TASK INSTRUCTIONS. From the pt-archiver article, quote everything from "But wait, before" down to "Triggers are removed.".

====== DOCUMENT SEGMENT ======

Percona Platform is designed based on decades of experience from Percona experts, and its production-ready database software is battle-tested in mission-critical environments with the most demanding scale and performance needs.

Discover how the Percona Platform can make database management easier for you. 

 

Apr
19
2022
--

pt-archiver with Auto-Increment Column – Debunking a Blame

pt-archiver with Auto-Increment Column

pt-archiver with Auto-Increment ColumnAs a best practice before dropping a large table in MySQL, pt-archiver can be used to delete all the records in batches. This helps to avoid a situation where your server may get stalled under certain circumstances.

I recently read a comment from a user saying “The pt-archiver is not working as expected! It is skipping the last record, which seems like a bug.”. Let’s examine pt-archiver’s default behavior and understand why the author of this comment believes that pt-archiver is bugged (Spoiler: It’s not!).

But wait, before continuing on busting the blame, let me clarify why to use pt-archiver before dropping large tables.

When we drop a table in MySQL:

  • Table data/index (ibd) and definition (frm) files are removed.
  • Triggers are removed.
  • Table definition cache is updated by removing the table being dropped.
  • InnoDB buffer pool is scanned for associated pages to invalidate them.

Note that DROP is a DDL statement and it will require a Metadata Lock (MDL) to complete the task causing all the other threads to wait on that. This also creates additional pressure on the buffer pool for purging a large number of data pages associated with the table being dropped.

And finally, the table_definition_cache operation requires LOCK_open mutex to clean up and this causes all other threads to wait until the drop is complete.

To reduce the severity of this operation we can use pt-archiver to delete large data in small chunks, thus lowering the table size significantly. Once we have deleted records from the large table, the drop operation goes fast without creating a performance impact.

====== ITEMS ======

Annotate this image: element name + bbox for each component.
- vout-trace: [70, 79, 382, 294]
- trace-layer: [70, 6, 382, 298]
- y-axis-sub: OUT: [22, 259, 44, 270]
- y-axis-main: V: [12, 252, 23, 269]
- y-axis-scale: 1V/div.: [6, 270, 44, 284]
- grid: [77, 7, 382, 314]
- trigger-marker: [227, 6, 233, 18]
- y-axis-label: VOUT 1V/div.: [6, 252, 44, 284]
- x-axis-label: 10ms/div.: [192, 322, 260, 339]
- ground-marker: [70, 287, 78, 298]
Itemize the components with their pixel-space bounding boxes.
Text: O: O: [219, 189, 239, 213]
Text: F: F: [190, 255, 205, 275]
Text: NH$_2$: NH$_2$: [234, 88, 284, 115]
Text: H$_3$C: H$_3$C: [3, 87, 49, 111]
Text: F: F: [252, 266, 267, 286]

======

THE RESULT.
But wait, before continuing on busting the blame, let me clarify why to use pt-archiver before dropping large tables.

When we drop a table in MySQL:

  • Table data/index (ibd) and definition (frm) files are removed.
  • Triggers are removed.